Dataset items

──────────

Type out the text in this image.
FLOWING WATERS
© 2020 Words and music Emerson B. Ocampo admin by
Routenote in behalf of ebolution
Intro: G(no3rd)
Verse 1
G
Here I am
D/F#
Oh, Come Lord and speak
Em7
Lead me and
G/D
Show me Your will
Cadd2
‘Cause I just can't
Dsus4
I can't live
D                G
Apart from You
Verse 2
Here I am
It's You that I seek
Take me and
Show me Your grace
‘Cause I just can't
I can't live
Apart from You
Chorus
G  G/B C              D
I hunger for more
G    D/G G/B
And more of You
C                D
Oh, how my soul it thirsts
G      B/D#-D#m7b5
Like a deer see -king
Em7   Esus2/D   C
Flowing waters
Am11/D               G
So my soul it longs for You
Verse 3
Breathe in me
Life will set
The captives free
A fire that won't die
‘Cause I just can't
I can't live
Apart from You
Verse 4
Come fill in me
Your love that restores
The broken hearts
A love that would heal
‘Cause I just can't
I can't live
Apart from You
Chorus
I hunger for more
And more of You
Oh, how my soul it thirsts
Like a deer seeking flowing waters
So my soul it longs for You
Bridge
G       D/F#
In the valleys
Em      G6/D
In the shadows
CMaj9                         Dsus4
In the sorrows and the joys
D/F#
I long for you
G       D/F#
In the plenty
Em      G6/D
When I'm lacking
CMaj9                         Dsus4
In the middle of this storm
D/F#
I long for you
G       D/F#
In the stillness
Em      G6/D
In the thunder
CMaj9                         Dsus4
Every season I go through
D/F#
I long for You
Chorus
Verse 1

──────────

**YOUR INSTRUCTIONS**
Repeat each of the entries above precisely as given.

**OUTPUT FOR THIS TASK**
Type out the text in this image.
FLOWING WATERS
© 2020 Words and music Emerson B. Ocampo admin by
Routenote in behalf of ebolution
Intro: G(no3rd)
Verse 1
G
Here I am
D/F#
Oh, Come Lord and speak
Em7
Lead me and
G/D
Show me Your will
Cadd2
‘Cause I just can't
Dsus4
I can't live
D                G
Apart from You
Verse 2
Here I am
It's You that I seek
Take me and
Show me Your grace
‘Cause I just can't
I can't live
Apart from You
Chorus
G  G/B C              D
I hunger for more
G    D/G G/B
And more of You
C                D
Oh, how my soul it thirsts
G      B/D#-D#m7b5
Like a deer see -king
Em7   Esus2/D   C
Flowing waters
Am11/D               G
So my soul it longs for You
Verse 3
Breathe in me
Life will set
The captives free
A fire that won't die
‘Cause I just can't
I can't live
Apart from You
Verse 4
Come fill in me
Your love that restores
The broken hearts
A love that would heal
‘Cause I just can't
I can't live
Apart from You
Chorus
I hunger for more
And more of You
Oh, how my soul it thirsts
Like a deer seeking flowing waters
So my soul it longs for You
Bridge
G       D/F#
In the valleys
Em      G6/D
In the shadows
CMaj9                         Dsus4
In the sorrows and the joys
D/F#
I long for you
G       D/F#
In the plenty
Em      G6/D
When I'm lacking
CMaj9                         Dsus4
In the middle of this storm
D/F#
I long for you
G       D/F#
In the stillness
Em      G6/D
In the thunder
CMaj9                         Dsus4
Every season I go through
D/F#
I long for You
Chorus
Verse 1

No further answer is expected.